PERMINTAAN 1 ▸
Terjemahkan kalimat berikut dari kutipan teks tentang kenaikan PBB-P2 ke dalam bahasa Inggris: "Menteri Dalam Negeri, Tito Karnavian, berjanji akan menerjunkan Inspektorat Jenderal kementeriannya untuk mengevaluasi kebijakan yang dibuat oleh Sudewo beserta jajarannya tersebut."
PERMINTAAN 2 ▸
Buatlah ringkasan kutipan teks tentang kenaikan PBB-P2 dalam dua kalimat.
PERMINTAAN 3 ▸
Lanjutkan kutipan teks tentang kenaikan PBB-P2, dimulai setelah kalimat terakhir yang ditampilkan.

KUTIPAN TEKS ▸
..........

Tidak hanya itu, kejadian yang terekam dan tersebar di berbagai sosial media juga membuat atensi masyarakat. Pemberitaan soal kenaikan PBB-P2 hingga 250 persen yang semula menjadi isu lokal kini semakin menjalar ke berbagai daerah dan menjadi konsumsi masyarakat nasional.

Satu per satu tokoh dan pejabat di level kementerian ikut menanggapi kebijakan yang dilakukan oleh Sudewo tersebut. Menteri Dalam Negeri, Tito Karnavian, berjanji akan menerjunkan Inspektorat Jenderal kementeriannya untuk mengevaluasi kebijakan yang dibuat oleh Sudewo beserta jajarannya tersebut.

"Saya sudah perintahkan Irjen untuk mengecek, itu saja dasarnya apa," kata Tito di Kompleks Istana Kepresidenan, Rabu (6/8/2025).

..........

[Entri posisi item]
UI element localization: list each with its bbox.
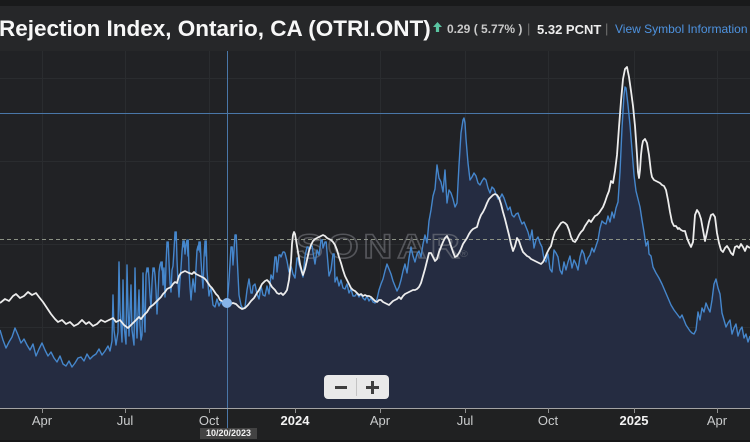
svg-text:®: ® bbox=[460, 250, 469, 260]
svg-text:SONAR: SONAR bbox=[296, 227, 464, 265]
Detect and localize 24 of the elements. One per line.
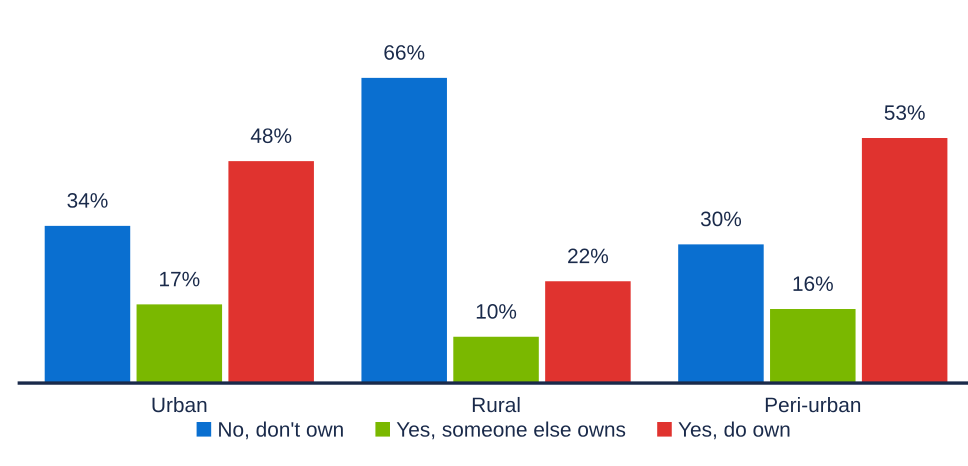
bar — [545, 281, 631, 384]
bar — [44, 226, 130, 384]
bar — [770, 309, 856, 384]
data-label: 48% — [250, 128, 292, 144]
bar — [361, 78, 447, 384]
bar — [453, 336, 539, 384]
data-label: 66% — [384, 45, 424, 60]
legend-label: Yes, do own — [678, 421, 790, 440]
bar — [862, 138, 948, 384]
legend-label: No, don't own — [219, 421, 343, 440]
x-tick-label: Peri-urban — [766, 396, 860, 412]
data-label: 17% — [160, 272, 200, 286]
data-label: 34% — [67, 193, 108, 208]
data-label: 10% — [476, 304, 516, 319]
data-label: 22% — [568, 248, 608, 264]
legend-label: Yes, someone else owns — [396, 421, 626, 440]
bar — [678, 244, 764, 384]
data-label: 30% — [700, 212, 742, 226]
data-label: 16% — [794, 276, 833, 292]
x-tick-label: Urban — [152, 396, 206, 412]
data-label: 53% — [884, 105, 925, 120]
x-tick-label: Rural — [472, 396, 520, 412]
bar — [136, 304, 222, 384]
bar — [228, 161, 314, 384]
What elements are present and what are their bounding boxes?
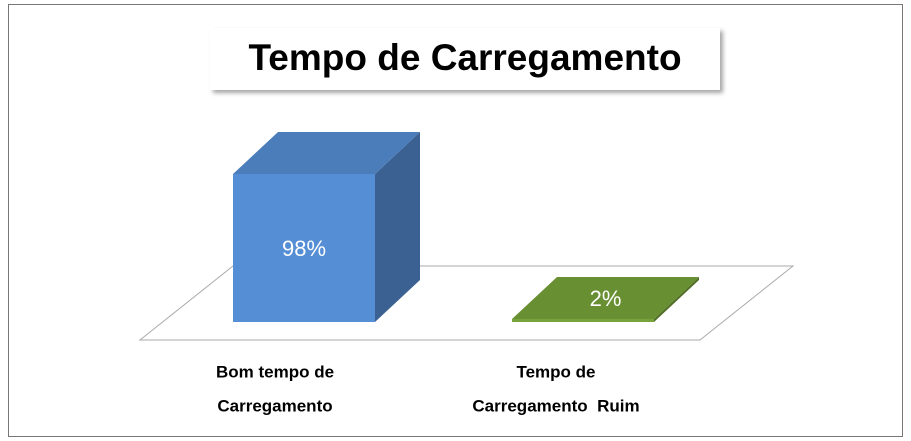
chart-title: Tempo de Carregamento [248,37,681,78]
value-label: 98% [282,236,326,261]
bar [512,318,654,322]
title-box [210,28,720,90]
bar-top [233,132,420,174]
bar-top [512,276,699,319]
x-tick-label: Carregamento Ruim [472,396,639,415]
bar [233,174,375,322]
bar-side [375,132,420,322]
x-tick-label: Tempo de [516,362,595,381]
value-label: 2% [590,286,622,311]
x-tick-label: Bom tempo de [216,362,334,381]
bar-side [654,276,699,322]
x-tick-label: Carregamento [217,396,332,415]
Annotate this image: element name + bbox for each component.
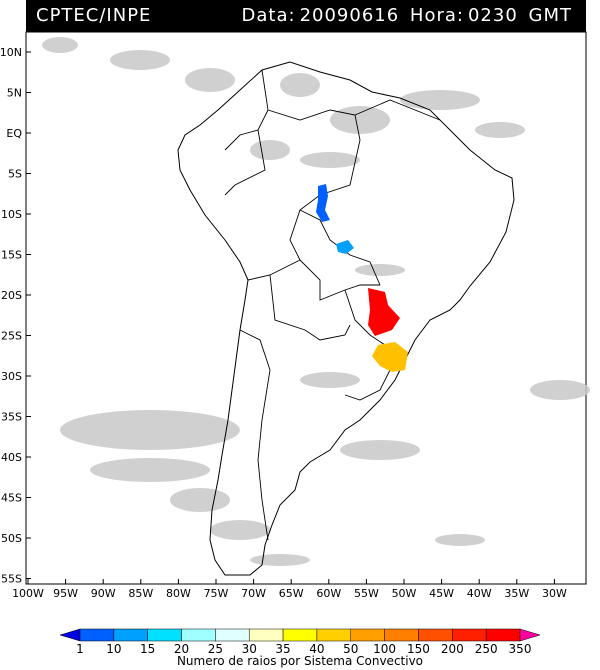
- lat-tick-label: 35S: [1, 411, 22, 424]
- lon-tick-label: 65W: [279, 587, 304, 600]
- lat-tick-label: EQ: [6, 127, 22, 140]
- lat-tick-label: 5S: [8, 168, 22, 181]
- latitude-labels: 10N 5N EQ 5S 10S 15S 20S 25S 30S 35S 40S 45S 50S 55S: [0, 46, 31, 586]
- lon-tick-label: 95W: [53, 587, 78, 600]
- colorbar-title: Numero de raios por Sistema Convectivo: [177, 654, 423, 668]
- timestamp: Data: 20090616 Hora: 0230 GMT: [238, 5, 572, 26]
- lon-tick-label: 35W: [504, 587, 529, 600]
- colorbar-segment: [282, 628, 318, 642]
- coastline: [177, 61, 515, 576]
- colorbar-segment: [418, 628, 453, 642]
- colorbar-segment: [316, 628, 352, 642]
- lon-tick-label: 60W: [316, 587, 341, 600]
- cluster-orange: [372, 342, 408, 372]
- colorbar-tick-label: 20: [174, 642, 189, 656]
- hour-value: 0230: [467, 5, 518, 26]
- colorbar-tick-label: 200: [441, 642, 464, 656]
- cluster-blue-2: [336, 240, 354, 254]
- date-value: 20090616: [299, 5, 400, 26]
- lon-tick-label: 30W: [542, 587, 567, 600]
- colorbar-segment: [248, 628, 284, 642]
- colorbar-tick-label: 50: [343, 642, 358, 656]
- lon-tick-label: 50W: [392, 587, 417, 600]
- lon-tick-label: 100W: [12, 587, 44, 600]
- map-header: CPTEC/INPE Data: 20090616 Hora: 0230 GMT: [26, 0, 586, 32]
- colorbar-segment: [485, 628, 521, 642]
- cloud-layer: [42, 37, 590, 566]
- lon-tick-label: 70W: [241, 587, 266, 600]
- colorbar-segment: [350, 628, 385, 642]
- lat-tick-label: 40S: [1, 451, 22, 464]
- colorbar-arrow-left: [59, 628, 81, 642]
- lat-tick-label: 10N: [0, 46, 22, 59]
- colorbar-tick-label: 350: [509, 642, 532, 656]
- hour-label: Hora:: [409, 5, 464, 26]
- lat-tick-label: 15S: [1, 249, 22, 262]
- cluster-red: [368, 288, 400, 336]
- colorbar-tick-label: 40: [309, 642, 324, 656]
- colorbar-segment: [113, 628, 148, 642]
- colorbar-segment: [147, 628, 182, 642]
- lon-tick-label: 75W: [204, 587, 229, 600]
- longitude-labels: 100W 95W 90W 85W 80W 75W 70W 65W 60W 55W 50W 45W 40W…: [12, 579, 567, 600]
- date-label: Data:: [241, 5, 296, 26]
- colorbar-tick-label: 150: [407, 642, 430, 656]
- lightning-clusters: [316, 184, 408, 372]
- colorbar-tick-label: 35: [275, 642, 290, 656]
- country-borders: [224, 69, 441, 541]
- colorbar-tick-label: 10: [106, 642, 121, 656]
- lat-tick-label: 50S: [1, 532, 22, 545]
- colorbar-tick-label: 30: [242, 642, 257, 656]
- agency-label: CPTEC/INPE: [36, 5, 152, 26]
- colorbar-arrow-right: [519, 628, 541, 642]
- colorbar-tick-label: 1: [76, 642, 84, 656]
- colorbar: 1 10 15 20 25 30 35 40 50 100 150 200 250 350: [59, 628, 541, 656]
- colorbar-tick-label: 250: [475, 642, 498, 656]
- lon-tick-label: 40W: [467, 587, 492, 600]
- colorbar-tick-label: 15: [140, 642, 155, 656]
- lat-tick-label: 30S: [1, 370, 22, 383]
- colorbar-tick-label: 25: [208, 642, 223, 656]
- lon-tick-label: 85W: [128, 587, 153, 600]
- colorbar-segment: [181, 628, 216, 642]
- lat-tick-label: 5N: [7, 87, 22, 100]
- colorbar-segment: [79, 628, 115, 642]
- lat-tick-label: 55S: [1, 573, 22, 586]
- colorbar-segment: [452, 628, 487, 642]
- lat-tick-label: 10S: [1, 208, 22, 221]
- lon-tick-label: 55W: [354, 587, 379, 600]
- lon-tick-label: 90W: [91, 587, 116, 600]
- lat-tick-label: 45S: [1, 492, 22, 505]
- colorbar-tick-label: 100: [373, 642, 396, 656]
- colorbar-segment: [384, 628, 419, 642]
- cluster-blue-1: [316, 184, 330, 222]
- map-frame: [25, 31, 587, 585]
- lat-tick-label: 20S: [1, 289, 22, 302]
- lon-tick-label: 45W: [429, 587, 454, 600]
- lon-tick-label: 80W: [166, 587, 191, 600]
- timezone-label: GMT: [528, 5, 572, 26]
- colorbar-segment: [215, 628, 250, 642]
- lat-tick-label: 25S: [1, 330, 22, 343]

..........

JAWABAN 1 ▸
Minister of Home Affairs Tito Karnavian promised to deploy his ministry's Inspectorate General to evaluate the policy made by Sudewo and his staff.

JAWABAN 2 ▸
Kejadian yang terekam dan tersebar di media sosial membuat pemberitaan kenaikan PBB-P2 hingga 250 persen, yang semula isu lokal, menjadi perhatian masyarakat nasional. Tokoh dan pejabat tingkat kementerian ikut menanggapi kebijakan Sudewo, dan Menteri Dalam Negeri Tito Karnavian berjanji menerjunkan Inspektorat Jenderal untuk mengevaluasinya.

JAWABAN 3 ▸
Selain itu, Gubernur Jawa Tengah, Ahmad Luthfi, menginstruksikan Bupati Pati untuk mengevaluasi kenaikan tarif PBB-P2 hingga 250 persen. Luthfi minta tarif pajak yang menjadi polemik itu diturunkan.

"Kebijakan saya, saya sarankan untuk segera diturunkan," kata Luthfi, pada Kamis (7/8/2025).

Luthfi telah berkomunikasi dengan Sudewo selaku Bupati Pati. "Prinsipnya adalah disesuaikan dengan kemampuan daerah. Kemudian, tidak boleh membebani masyarakat," ucap Luthfi.

Dia menerka, protes kenaikan tarif pajak di Kabupaten Pati diakibatkan oleh kajian yang kurang matang dan minimnya sosialisasi.

"Apakah kajian yang kita lakukan kenaikan PBB itu wajar atau tidak? Intinya kalau di situ berarti kurang sosialisasi, mungkin belum terbuka. Dan harus disesuaikan dengan kemampuan masyarakat," imbuhnya.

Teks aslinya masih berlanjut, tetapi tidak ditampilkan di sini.